Vistaprint's partnerships in the United Kingdom have attracted criticism. Critics have stated that Vistaprint's customers are enrolled without their knowledge in a reward voucher operated by an associated company, VPrewards.com, at a cost of GB£9.95 a month, and that no information is provided to customers subsequently. Additionally, it is up to the customers to detect the fact that they have been enrolled as members and to cancel unwanted membership.

In August 2008, four class-action lawsuits were filed against Vistaprint. The four complaints alleged that the defendants were in violation of the Electronic Funds Transfer Act (which protects from unauthorized charges) and the federal Electronic Communications and Privacy Act (which prohibits the unlawful access of financial information) for charging relatively small amounts from customers accounts "hoping that consumers just won't notice."

On November 30, 2009, the company announced that it had terminated its contract with an affiliate of Vertrue Inc., effective December 20, 2009, and that, it had ended all membership rewards or similar programs.

===ASA investigations===
In 2011, following complaints from UK customers, the Advertising Standards Authority (ASA) investigated pricing irregularities on Vistaprint's UK website and leaflet distributions. The ASA also upheld a complaint that Vistaprint was misleading customers in its £40 worth of printing for a £10 spend promotion.

===Discriminatory mix-ups===
In 2018, a recently married gay couple sued Vistaprint after they received anti-gay pamphlets, "Understanding Temptation: Fight the good fight of the faith", instead of the wedding programs they had ordered. Vistaprint CEO, Trynka Shineman, said that the wedding programs and the flyers were printed at the same time, and that the wrong shipping label was put on the boxes by a third-party partner. Vistaprint resolved the matter with the couple and the lawsuit was dropped, with an apology to the couple and donations to LGBTQ organizations.

Assigned task 1
Copy the part of the Vistaprint controversies text starting at "Vistaprint's partnerships in" and ending at "cancel unwanted membership.", word for word.
Assigned task 2
Continue the Vistaprint controversies text from its last sentence.

Data excerpts
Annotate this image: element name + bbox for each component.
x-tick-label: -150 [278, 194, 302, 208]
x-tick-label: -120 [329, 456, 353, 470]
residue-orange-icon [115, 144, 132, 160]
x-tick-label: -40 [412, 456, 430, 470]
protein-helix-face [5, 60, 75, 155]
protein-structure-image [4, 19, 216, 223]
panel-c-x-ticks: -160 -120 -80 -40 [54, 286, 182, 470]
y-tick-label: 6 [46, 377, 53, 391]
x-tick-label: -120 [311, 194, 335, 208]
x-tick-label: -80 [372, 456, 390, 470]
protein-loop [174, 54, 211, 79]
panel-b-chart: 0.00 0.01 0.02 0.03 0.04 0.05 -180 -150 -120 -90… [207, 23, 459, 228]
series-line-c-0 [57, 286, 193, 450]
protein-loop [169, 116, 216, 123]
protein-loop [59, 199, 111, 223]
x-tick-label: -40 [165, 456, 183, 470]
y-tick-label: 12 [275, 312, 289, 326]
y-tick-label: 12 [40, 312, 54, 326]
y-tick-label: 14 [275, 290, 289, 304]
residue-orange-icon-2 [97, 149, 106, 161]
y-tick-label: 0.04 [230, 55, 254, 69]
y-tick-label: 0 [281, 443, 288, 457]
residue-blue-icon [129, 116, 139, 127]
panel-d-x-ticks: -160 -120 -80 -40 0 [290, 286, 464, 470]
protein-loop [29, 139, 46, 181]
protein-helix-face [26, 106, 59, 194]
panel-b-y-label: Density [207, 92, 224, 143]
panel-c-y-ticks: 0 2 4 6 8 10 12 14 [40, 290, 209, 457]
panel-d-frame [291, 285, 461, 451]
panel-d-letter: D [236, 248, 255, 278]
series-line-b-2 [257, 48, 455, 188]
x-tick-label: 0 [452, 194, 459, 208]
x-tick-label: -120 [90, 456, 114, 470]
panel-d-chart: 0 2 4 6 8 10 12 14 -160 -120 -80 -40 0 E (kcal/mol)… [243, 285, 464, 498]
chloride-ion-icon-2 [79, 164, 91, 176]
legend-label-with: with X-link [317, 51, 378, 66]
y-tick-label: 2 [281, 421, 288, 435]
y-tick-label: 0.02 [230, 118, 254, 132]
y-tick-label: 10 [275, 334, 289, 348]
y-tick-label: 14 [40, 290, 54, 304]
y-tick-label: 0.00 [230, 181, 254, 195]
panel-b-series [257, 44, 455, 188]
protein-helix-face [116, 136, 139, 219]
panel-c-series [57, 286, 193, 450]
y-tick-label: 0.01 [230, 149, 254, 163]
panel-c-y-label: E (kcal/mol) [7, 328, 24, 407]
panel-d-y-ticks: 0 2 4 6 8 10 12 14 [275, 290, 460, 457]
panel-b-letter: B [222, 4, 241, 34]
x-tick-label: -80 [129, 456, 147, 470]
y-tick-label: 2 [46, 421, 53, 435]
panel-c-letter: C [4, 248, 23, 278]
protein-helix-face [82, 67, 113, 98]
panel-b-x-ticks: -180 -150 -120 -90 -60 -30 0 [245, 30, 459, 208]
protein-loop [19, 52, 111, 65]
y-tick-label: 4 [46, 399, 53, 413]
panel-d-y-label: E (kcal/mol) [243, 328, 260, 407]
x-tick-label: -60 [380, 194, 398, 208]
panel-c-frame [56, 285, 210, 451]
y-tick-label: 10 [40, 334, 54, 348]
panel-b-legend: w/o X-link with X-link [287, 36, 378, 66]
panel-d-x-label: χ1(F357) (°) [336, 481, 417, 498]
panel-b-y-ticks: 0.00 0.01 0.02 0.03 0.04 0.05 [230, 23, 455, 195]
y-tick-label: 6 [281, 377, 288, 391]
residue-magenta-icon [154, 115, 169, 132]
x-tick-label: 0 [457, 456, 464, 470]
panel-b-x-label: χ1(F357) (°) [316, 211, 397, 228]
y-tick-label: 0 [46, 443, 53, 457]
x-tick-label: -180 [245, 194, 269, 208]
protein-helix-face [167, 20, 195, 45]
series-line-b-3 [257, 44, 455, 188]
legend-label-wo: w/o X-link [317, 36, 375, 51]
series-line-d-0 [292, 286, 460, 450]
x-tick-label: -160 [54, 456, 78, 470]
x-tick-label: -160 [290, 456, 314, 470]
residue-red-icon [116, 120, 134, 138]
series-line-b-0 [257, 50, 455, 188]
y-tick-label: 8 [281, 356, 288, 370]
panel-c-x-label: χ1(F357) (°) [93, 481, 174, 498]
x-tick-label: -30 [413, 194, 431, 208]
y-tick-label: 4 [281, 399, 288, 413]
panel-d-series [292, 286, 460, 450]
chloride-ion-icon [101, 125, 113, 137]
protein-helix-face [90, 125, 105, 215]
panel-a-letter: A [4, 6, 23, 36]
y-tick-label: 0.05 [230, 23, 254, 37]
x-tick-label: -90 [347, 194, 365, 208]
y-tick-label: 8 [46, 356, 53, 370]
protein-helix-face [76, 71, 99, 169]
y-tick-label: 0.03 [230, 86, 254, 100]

Answer area 1
Vistaprint's partnerships in the United Kingdom have attracted criticism. Critics have stated that Vistaprint's customers are enrolled without their knowledge in a reward voucher operated by an associated company, VPrewards.com, at a cost of GB£9.95 a month, and that no information is provided to customers subsequently. Additionally, it is up to the customers to detect the fact that they have been enrolled as members and to cancel unwanted membership.

Answer area 2
In June 2020, two fundraisers for Black Lives Matter found that their order for Black Lives Matter posters also came with All Lives Matter posters. In an interview with Buzzfeed News the customer said "this felt like very, very clear attempts to undermine our message and undermine the message we’re trying to put out". A Vistaprint representative said that an internal investigation "found that it was an error in the automated packaging process which combined two separate customer orders." In response, the customers said that they are skeptical of the explanation, especially since the LGBTQ incident in 2018 made this seem less like a one-off.

=== Security Lapse ===
In November 2019, security researcher Oliver Hough discovered an exposed database on the internet belonging to Vistaprint. The company quietly took the database offline after TechCrunch reached out to inform them about the discovery. Robert Crosland, a spokesperson for Vistaprint, said in a statement that the exposure affected customers in the US, the UK and Ireland.